Copy each line where the word "SkewT" occurs.

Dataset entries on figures

* Start *

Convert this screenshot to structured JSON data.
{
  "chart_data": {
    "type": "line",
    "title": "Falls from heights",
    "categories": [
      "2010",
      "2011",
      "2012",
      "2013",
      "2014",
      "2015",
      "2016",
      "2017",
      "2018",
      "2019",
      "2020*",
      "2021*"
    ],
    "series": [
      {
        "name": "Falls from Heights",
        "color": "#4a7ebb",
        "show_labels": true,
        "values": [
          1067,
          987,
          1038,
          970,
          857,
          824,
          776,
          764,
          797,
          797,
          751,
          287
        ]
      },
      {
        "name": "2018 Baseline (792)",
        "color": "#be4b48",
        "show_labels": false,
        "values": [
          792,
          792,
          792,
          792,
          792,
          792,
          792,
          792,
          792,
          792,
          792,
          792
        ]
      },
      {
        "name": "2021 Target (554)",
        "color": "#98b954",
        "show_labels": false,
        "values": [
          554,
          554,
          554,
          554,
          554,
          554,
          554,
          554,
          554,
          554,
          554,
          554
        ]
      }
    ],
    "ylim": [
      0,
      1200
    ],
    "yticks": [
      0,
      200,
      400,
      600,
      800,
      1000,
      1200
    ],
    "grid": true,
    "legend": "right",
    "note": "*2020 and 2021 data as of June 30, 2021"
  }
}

* End *
* Start *

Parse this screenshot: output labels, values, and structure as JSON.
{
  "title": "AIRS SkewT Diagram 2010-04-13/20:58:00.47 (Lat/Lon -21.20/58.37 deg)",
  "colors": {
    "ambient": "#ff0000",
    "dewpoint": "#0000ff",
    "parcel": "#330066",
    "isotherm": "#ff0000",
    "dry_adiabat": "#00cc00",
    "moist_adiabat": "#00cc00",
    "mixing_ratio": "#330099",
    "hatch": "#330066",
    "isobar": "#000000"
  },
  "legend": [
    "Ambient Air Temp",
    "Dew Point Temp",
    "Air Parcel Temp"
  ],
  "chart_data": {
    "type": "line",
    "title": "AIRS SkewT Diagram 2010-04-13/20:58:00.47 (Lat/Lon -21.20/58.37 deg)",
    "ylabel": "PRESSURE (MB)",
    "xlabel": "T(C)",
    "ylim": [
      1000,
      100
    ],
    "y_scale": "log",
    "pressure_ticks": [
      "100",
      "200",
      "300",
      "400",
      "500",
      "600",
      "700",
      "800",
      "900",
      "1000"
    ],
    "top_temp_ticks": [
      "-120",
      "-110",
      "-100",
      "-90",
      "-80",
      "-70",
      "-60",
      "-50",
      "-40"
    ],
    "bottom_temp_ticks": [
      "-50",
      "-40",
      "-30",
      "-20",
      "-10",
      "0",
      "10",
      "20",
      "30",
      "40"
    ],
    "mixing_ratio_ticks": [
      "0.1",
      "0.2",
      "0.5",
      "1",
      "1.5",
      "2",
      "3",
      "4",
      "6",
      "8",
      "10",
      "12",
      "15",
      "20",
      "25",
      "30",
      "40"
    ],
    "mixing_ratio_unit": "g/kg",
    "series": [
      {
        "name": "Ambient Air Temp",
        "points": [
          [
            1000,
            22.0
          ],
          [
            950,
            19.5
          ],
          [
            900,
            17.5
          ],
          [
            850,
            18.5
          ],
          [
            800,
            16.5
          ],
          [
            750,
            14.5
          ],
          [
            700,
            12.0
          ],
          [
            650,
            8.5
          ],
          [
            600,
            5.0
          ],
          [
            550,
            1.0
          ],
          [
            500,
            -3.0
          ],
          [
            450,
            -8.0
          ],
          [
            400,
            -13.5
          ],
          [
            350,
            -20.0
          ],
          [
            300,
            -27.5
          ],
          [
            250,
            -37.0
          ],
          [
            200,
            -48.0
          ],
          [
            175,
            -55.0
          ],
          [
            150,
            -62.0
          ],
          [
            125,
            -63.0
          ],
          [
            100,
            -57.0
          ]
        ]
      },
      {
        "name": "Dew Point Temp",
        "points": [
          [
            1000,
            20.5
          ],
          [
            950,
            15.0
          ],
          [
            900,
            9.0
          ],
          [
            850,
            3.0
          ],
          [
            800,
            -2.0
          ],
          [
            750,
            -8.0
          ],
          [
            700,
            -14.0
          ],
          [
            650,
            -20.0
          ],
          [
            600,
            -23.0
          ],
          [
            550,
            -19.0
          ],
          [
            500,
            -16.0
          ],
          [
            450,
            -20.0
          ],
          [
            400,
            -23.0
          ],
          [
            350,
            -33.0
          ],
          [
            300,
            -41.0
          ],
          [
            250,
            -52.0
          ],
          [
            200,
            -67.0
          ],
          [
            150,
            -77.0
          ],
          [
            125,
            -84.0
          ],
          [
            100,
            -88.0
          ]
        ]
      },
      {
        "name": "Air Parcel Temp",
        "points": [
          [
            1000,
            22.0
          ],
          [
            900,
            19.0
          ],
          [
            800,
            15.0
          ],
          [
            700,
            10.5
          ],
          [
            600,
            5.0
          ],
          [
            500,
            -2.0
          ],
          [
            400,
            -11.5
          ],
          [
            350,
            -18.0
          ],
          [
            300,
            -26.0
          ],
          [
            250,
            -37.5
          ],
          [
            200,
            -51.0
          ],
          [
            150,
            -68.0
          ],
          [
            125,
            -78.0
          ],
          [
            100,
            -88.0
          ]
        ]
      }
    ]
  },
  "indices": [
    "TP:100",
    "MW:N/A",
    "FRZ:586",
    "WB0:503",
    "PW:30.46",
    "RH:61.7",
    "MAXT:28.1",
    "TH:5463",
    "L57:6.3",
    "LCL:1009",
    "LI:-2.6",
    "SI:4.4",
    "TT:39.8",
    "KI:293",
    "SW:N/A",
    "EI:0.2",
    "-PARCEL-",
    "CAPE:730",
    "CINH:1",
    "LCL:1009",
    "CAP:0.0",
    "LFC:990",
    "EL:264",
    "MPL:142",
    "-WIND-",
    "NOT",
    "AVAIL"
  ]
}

* End *

## WRITTEN ANSWER
  "title": "AIRS SkewT Diagram 2010-04-13/20:58:00.47 (Lat/Lon -21.20/58.37 deg)",
    "title": "AIRS SkewT Diagram 2010-04-13/20:58:00.47 (Lat/Lon -21.20/58.37 deg)",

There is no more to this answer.